--- SELECTED EXCERPT ---

EOR vs contractor management
The question comes up constantly: should I use an EOR or contractor management software? The answer depends entirely on who you're hiring. Employees need EORs. Contractors need contractor management. Using the wrong tool means either overpaying for features you don't need or creating compliance risks you can't afford.
This guide breaks down the differences, costs, compliance realities, and decision framework to help you choose correctly.
Use cases
Use an EOR when: You're hiring full-time employees in countries where you have no legal entity. You need to provide local benefits (health insurance, pension, paid leave). You need to withhold and remit payroll taxes. You need employment contracts that comply with local labor laws. The worker will work exclusively for you, follow your schedule, and be integrated into your organization.
Example: A US startup wants to hire a full-time senior engineer in Poland. They have no Polish entity. The engineer will work 40 hours/week exclusively for them, receive benefits, and be part of the engineering team. This is an employee. Use an EOR.
Use contractor management when: You're working with independent contractors who work for multiple clients. They set their own schedules and use their own equipment. They handle their own taxes and don't need benefits. They invoice you for completed work. You need to organize contracts, track milestones, approve invoices, and coordinate payments.
Example: A marketing agency works with 8 freelance designers, copywriters, and social media managers across different countries. Each contractor has multiple clients, sets their own hours, and invoices for completed projects. These are contractors. Use contractor management software.
Cost model comparison
The cost difference is significant. Let's compare managing 10 people for one year.
| Cost Factor | EOR (Deel/Remote) | Contractor Mgmt (Kontrable) |
|---|---|---|
| Platform fee | $49-99/person/month | $99/month (up to 25) |
| 10 people monthly | $490-990/month | $99/month |
| Annual platform cost | $5,880-11,880/year | $1,188/year |
| Transfer fees | Included (but delayed) | Your Wise/PayPal rates |
| Payment control | Through platform (3-5 day delay) | Direct (instant) |
| Annual savings | — | $4,692-10,692/year |
For 10 contractors, using an EOR costs $4,692-10,692 more per year than contractor management software. That money buys you payroll processing, benefits administration, and employment compliance—none of which contractors need.
Compliance realities
The compliance requirements are fundamentally different for employees and contractors.

--- STORED ROWS ---

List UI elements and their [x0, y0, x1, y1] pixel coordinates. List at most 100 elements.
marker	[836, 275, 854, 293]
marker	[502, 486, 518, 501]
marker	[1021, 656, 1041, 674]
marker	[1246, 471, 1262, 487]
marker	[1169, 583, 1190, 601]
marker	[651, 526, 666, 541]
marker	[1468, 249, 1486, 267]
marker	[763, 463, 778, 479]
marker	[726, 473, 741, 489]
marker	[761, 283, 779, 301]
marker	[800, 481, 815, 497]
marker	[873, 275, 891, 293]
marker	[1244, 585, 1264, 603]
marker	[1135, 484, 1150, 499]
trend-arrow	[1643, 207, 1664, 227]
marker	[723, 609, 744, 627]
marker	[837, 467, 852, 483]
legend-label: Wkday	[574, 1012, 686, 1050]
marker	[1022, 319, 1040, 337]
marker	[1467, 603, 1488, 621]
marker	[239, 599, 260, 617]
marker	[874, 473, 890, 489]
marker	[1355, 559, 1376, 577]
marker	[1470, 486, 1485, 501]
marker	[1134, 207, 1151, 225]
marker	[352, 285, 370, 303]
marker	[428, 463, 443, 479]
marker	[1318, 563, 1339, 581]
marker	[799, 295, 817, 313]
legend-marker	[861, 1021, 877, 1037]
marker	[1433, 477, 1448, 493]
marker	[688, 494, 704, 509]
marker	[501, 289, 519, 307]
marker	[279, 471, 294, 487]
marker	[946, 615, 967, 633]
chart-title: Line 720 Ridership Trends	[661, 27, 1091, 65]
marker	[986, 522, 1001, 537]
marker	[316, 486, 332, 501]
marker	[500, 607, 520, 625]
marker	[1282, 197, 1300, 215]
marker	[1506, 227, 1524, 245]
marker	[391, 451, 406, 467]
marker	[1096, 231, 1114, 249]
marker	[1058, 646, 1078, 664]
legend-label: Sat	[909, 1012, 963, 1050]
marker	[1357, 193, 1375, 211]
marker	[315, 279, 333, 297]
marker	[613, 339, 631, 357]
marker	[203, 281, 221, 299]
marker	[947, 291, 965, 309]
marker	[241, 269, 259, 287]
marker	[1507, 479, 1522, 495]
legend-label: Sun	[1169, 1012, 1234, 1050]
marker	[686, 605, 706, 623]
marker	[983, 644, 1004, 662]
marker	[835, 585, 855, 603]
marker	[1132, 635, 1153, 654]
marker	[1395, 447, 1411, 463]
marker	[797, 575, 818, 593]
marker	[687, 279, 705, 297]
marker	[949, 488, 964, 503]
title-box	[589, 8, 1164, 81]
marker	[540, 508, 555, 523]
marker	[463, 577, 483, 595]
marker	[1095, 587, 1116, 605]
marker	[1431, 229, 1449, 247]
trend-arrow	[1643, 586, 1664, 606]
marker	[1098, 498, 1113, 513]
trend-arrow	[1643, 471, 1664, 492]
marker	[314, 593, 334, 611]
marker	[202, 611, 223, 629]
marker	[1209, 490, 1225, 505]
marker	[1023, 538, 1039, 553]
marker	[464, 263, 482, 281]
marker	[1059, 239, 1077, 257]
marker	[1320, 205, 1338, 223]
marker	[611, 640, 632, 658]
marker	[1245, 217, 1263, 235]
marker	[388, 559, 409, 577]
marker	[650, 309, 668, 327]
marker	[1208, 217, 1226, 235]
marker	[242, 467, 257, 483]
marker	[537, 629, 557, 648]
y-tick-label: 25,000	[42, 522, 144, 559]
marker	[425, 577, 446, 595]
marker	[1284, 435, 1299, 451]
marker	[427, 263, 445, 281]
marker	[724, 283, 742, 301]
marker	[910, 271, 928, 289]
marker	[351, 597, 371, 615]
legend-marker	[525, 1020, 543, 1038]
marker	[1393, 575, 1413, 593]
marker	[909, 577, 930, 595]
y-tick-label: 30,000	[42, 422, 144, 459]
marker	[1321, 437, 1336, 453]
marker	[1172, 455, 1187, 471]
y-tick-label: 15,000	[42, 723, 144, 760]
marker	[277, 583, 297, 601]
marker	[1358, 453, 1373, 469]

---

For each statement below, say yes or no as to whether it agrees with the EOR vs contractor management guide, and quote the words of the guide that decide it. 1. The EOR platform fee is given as $49-99 per person per month. 2. Payments under contractor management go through the platform with a 3-5 day delay. 3. In the Poland example, the US startup already has a Polish entity.

1. Yes: "$49-99/person/month"
2. No: "Direct (instant)"
3. No: "They have no Polish entity."